● **Exercise brief**
Verbatim output of all the material below is required.

[BEGIN Provided entries]

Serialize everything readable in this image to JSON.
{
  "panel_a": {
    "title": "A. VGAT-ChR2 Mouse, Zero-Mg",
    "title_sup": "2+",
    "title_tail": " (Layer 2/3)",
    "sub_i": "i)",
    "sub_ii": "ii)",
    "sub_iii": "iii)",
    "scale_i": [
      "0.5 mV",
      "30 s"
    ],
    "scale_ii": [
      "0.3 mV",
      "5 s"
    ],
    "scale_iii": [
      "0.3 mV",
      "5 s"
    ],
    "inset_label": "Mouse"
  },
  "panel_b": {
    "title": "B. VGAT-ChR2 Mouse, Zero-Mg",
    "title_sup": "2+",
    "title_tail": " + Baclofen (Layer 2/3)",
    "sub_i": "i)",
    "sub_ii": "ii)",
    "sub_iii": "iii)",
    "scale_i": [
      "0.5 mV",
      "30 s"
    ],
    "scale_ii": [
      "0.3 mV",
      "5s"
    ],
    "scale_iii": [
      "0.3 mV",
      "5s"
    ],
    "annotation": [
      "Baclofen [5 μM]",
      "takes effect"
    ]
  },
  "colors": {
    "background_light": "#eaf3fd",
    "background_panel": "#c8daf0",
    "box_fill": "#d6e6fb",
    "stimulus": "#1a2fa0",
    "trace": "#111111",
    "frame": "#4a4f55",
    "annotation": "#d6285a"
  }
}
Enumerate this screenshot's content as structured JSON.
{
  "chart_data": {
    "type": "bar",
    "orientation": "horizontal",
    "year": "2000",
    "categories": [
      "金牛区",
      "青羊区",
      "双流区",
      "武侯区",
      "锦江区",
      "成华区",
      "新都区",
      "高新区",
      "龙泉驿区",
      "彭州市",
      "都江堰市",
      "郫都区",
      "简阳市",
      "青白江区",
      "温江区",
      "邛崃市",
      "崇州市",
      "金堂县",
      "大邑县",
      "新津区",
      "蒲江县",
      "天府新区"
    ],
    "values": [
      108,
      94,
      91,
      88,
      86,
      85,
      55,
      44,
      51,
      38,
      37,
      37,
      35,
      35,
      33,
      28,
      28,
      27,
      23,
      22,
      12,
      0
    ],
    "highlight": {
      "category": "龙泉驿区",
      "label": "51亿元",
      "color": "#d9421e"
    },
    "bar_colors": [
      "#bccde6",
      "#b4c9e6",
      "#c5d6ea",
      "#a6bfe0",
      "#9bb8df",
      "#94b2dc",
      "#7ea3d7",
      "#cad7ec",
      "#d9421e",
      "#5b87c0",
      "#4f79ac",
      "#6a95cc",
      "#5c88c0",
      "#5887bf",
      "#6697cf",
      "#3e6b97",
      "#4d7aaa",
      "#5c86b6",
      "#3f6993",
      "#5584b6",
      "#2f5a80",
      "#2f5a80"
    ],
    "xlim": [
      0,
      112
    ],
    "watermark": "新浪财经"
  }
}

[END Provided entries]

● **Exercise response**
Serialize everything readable in this image to JSON.
{
  "panel_a": {
    "title": "A. VGAT-ChR2 Mouse, Zero-Mg",
    "title_sup": "2+",
    "title_tail": " (Layer 2/3)",
    "sub_i": "i)",
    "sub_ii": "ii)",
    "sub_iii": "iii)",
    "scale_i": [
      "0.5 mV",
      "30 s"
    ],
    "scale_ii": [
      "0.3 mV",
      "5 s"
    ],
    "scale_iii": [
      "0.3 mV",
      "5 s"
    ],
    "inset_label": "Mouse"
  },
  "panel_b": {
    "title": "B. VGAT-ChR2 Mouse, Zero-Mg",
    "title_sup": "2+",
    "title_tail": " + Baclofen (Layer 2/3)",
    "sub_i": "i)",
    "sub_ii": "ii)",
    "sub_iii": "iii)",
    "scale_i": [
      "0.5 mV",
      "30 s"
    ],
    "scale_ii": [
      "0.3 mV",
      "5s"
    ],
    "scale_iii": [
      "0.3 mV",
      "5s"
    ],
    "annotation": [
      "Baclofen [5 μM]",
      "takes effect"
    ]
  },
  "colors": {
    "background_light": "#eaf3fd",
    "background_panel": "#c8daf0",
    "box_fill": "#d6e6fb",
    "stimulus": "#1a2fa0",
    "trace": "#111111",
    "frame": "#4a4f55",
    "annotation": "#d6285a"
  }
}
Enumerate this screenshot's content as structured JSON.
{
  "chart_data": {
    "type": "bar",
    "orientation": "horizontal",
    "year": "2000",
    "categories": [
      "金牛区",
      "青羊区",
      "双流区",
      "武侯区",
      "锦江区",
      "成华区",
      "新都区",
      "高新区",
      "龙泉驿区",
      "彭州市",
      "都江堰市",
      "郫都区",
      "简阳市",
      "青白江区",
      "温江区",
      "邛崃市",
      "崇州市",
      "金堂县",
      "大邑县",
      "新津区",
      "蒲江县",
      "天府新区"
    ],
    "values": [
      108,
      94,
      91,
      88,
      86,
      85,
      55,
      44,
      51,
      38,
      37,
      37,
      35,
      35,
      33,
      28,
      28,
      27,
      23,
      22,
      12,
      0
    ],
    "highlight": {
      "category": "龙泉驿区",
      "label": "51亿元",
      "color": "#d9421e"
    },
    "bar_colors": [
      "#bccde6",
      "#b4c9e6",
      "#c5d6ea",
      "#a6bfe0",
      "#9bb8df",
      "#94b2dc",
      "#7ea3d7",
      "#cad7ec",
      "#d9421e",
      "#5b87c0",
      "#4f79ac",
      "#6a95cc",
      "#5c88c0",
      "#5887bf",
      "#6697cf",
      "#3e6b97",
      "#4d7aaa",
      "#5c86b6",
      "#3f6993",
      "#5584b6",
      "#2f5a80",
      "#2f5a80"
    ],
    "xlim": [
      0,
      112
    ],
    "watermark": "新浪财经"
  }
}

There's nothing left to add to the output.